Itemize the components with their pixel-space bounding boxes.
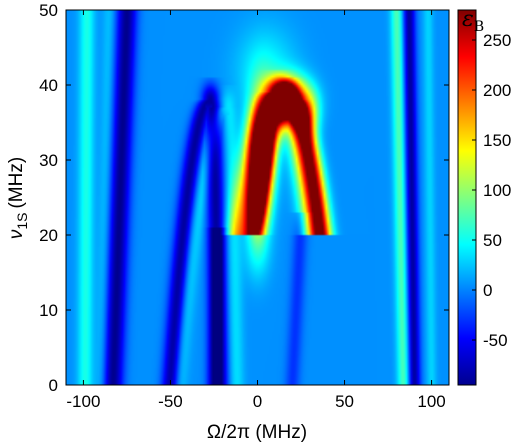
y-axis: 0 10 20 30 40 50	[39, 1, 449, 395]
y-tick-label: 50	[39, 1, 58, 20]
colorbar-tick-label: 100	[483, 181, 511, 200]
y-tick-label: 30	[39, 151, 58, 170]
y-axis-label-subscript: 1S	[14, 213, 30, 230]
colorbar-tick-label: 150	[483, 131, 511, 150]
colorbar-tick-label: 200	[483, 81, 511, 100]
x-tick-label: -100	[66, 392, 100, 411]
colorbar-title-symbol: ε	[462, 7, 474, 32]
svg-text:ν1S(MHz): ν1S (MHz)	[6, 157, 30, 239]
colorbar-tick-label: -50	[483, 331, 508, 350]
y-tick-label: 20	[39, 226, 58, 245]
colorbar-title-subscript: B	[474, 19, 484, 35]
colorbar	[457, 9, 477, 386]
plot-area	[66, 10, 449, 385]
y-axis-label-unit: (MHz)	[6, 157, 27, 209]
y-tick-label: 40	[39, 76, 58, 95]
heatmap-image	[66, 10, 449, 385]
y-tick-label: 10	[39, 301, 58, 320]
x-tick-label: 0	[253, 392, 262, 411]
colorbar-tick-label: 250	[483, 31, 511, 50]
y-tick-label: 0	[49, 376, 58, 395]
y-axis-label-symbol: ν	[6, 229, 27, 239]
x-tick-label: 50	[335, 392, 354, 411]
x-tick-label: -50	[158, 392, 183, 411]
x-axis-label: Ω/2π (MHz)	[207, 422, 307, 443]
colorbar-tick-label: 0	[483, 281, 492, 300]
colorbar-title: εB	[462, 7, 484, 35]
y-axis-label: ν1S (MHz)	[6, 157, 30, 239]
x-axis: -100 -50 0 50 100	[66, 10, 446, 411]
colorbar-tick-label: 50	[483, 231, 502, 250]
x-tick-label: 100	[417, 392, 445, 411]
colorbar-axis: -50 0 50 100 150 200 250	[472, 31, 511, 350]
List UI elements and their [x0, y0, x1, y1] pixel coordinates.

============================================================

> JOB
Retype every row above line for line, leaving out the pictures.

> COMPLETED TASK
Itemize the components with their pixel-space bounding boxes.
y-axis: 0 10 20 30 40 50	[39, 1, 449, 395]
y-tick-label: 50	[39, 1, 58, 20]
colorbar-tick-label: 100	[483, 181, 511, 200]
y-tick-label: 30	[39, 151, 58, 170]
y-axis-label-subscript: 1S	[14, 213, 30, 230]
colorbar-tick-label: 150	[483, 131, 511, 150]
colorbar-tick-label: 200	[483, 81, 511, 100]
x-tick-label: -100	[66, 392, 100, 411]
colorbar-title-symbol: ε	[462, 7, 474, 32]
svg-text:ν1S(MHz): ν1S (MHz)	[6, 157, 30, 239]
colorbar-tick-label: -50	[483, 331, 508, 350]
y-tick-label: 20	[39, 226, 58, 245]
colorbar-title-subscript: B	[474, 19, 484, 35]
colorbar	[457, 9, 477, 386]
plot-area	[66, 10, 449, 385]
y-axis-label-unit: (MHz)	[6, 157, 27, 209]
y-tick-label: 40	[39, 76, 58, 95]
heatmap-image	[66, 10, 449, 385]
y-tick-label: 10	[39, 301, 58, 320]
x-tick-label: 0	[253, 392, 262, 411]
colorbar-tick-label: 250	[483, 31, 511, 50]
y-tick-label: 0	[49, 376, 58, 395]
y-axis-label-symbol: ν	[6, 229, 27, 239]
x-tick-label: 50	[335, 392, 354, 411]
x-tick-label: -50	[158, 392, 183, 411]
x-axis-label: Ω/2π (MHz)	[207, 422, 307, 443]
colorbar-tick-label: 0	[483, 281, 492, 300]
colorbar-title: εB	[462, 7, 484, 35]
y-axis-label: ν1S (MHz)	[6, 157, 30, 239]
x-axis: -100 -50 0 50 100	[66, 10, 446, 411]
colorbar-tick-label: 50	[483, 231, 502, 250]
x-tick-label: 100	[417, 392, 445, 411]
colorbar-axis: -50 0 50 100 150 200 250	[472, 31, 511, 350]
List UI elements and their [x0, y0, x1, y1] pixel coordinates.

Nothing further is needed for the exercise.